### Task item
Your answer should consist of the lines in the data below that contain "period".

▼▼▼

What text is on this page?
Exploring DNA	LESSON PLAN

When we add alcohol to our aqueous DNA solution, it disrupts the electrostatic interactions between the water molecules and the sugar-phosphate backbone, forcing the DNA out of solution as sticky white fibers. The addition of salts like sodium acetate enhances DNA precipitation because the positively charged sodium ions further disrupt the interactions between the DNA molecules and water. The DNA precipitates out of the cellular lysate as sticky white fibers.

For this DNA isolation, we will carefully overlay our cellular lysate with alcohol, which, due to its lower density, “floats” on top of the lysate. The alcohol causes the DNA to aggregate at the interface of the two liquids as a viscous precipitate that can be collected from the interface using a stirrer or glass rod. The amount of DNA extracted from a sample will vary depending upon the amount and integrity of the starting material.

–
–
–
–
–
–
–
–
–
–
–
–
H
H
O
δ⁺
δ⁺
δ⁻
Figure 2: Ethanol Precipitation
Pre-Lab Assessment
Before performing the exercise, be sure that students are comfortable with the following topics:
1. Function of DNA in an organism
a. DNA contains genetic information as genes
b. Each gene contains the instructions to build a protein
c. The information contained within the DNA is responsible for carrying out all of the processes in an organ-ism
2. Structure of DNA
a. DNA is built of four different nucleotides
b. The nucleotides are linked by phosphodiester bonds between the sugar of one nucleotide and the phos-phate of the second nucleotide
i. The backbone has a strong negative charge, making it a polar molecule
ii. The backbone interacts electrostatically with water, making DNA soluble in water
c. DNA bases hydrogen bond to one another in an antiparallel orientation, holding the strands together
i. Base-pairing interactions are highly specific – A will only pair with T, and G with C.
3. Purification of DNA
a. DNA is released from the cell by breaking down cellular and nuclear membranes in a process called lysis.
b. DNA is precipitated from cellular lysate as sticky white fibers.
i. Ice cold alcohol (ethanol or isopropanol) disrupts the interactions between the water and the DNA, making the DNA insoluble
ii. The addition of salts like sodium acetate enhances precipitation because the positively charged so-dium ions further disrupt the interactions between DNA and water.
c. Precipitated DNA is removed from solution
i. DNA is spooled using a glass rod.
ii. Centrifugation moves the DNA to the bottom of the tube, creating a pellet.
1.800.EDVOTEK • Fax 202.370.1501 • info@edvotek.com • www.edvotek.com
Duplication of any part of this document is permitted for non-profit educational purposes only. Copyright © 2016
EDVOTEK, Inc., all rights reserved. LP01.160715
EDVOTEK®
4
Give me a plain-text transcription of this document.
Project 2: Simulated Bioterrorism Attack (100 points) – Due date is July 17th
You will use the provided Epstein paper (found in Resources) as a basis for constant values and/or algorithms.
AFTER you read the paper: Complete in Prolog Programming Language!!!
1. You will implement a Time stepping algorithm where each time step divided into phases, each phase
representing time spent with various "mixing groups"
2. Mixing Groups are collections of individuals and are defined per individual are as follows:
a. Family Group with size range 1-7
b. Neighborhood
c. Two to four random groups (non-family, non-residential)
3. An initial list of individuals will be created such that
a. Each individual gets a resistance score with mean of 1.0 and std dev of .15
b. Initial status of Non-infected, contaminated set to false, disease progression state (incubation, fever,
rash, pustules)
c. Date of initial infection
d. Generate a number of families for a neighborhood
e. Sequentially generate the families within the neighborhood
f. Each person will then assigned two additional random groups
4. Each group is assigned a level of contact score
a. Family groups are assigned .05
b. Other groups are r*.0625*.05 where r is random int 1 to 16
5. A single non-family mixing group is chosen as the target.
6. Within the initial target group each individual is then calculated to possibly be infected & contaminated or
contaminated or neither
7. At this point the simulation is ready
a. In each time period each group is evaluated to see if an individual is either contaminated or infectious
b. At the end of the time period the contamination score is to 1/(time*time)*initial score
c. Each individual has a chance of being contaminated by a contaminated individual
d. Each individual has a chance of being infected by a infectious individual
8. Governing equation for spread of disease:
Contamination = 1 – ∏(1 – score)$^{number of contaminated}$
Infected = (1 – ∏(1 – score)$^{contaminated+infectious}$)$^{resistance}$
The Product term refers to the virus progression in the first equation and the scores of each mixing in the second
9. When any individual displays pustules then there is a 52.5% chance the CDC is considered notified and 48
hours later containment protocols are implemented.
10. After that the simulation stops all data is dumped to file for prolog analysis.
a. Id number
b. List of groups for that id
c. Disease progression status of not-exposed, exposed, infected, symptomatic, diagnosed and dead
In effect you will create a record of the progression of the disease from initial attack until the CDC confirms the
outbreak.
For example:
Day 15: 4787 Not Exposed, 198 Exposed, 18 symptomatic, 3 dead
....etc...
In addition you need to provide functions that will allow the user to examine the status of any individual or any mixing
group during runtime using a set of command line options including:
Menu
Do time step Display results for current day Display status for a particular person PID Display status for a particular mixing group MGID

▲▲▲

### Expected output
a. In each time period each group is evaluated to see if an individual is either contaminated or infectious
b. At the end of the time period the contamination score is to 1/(time*time)*initial score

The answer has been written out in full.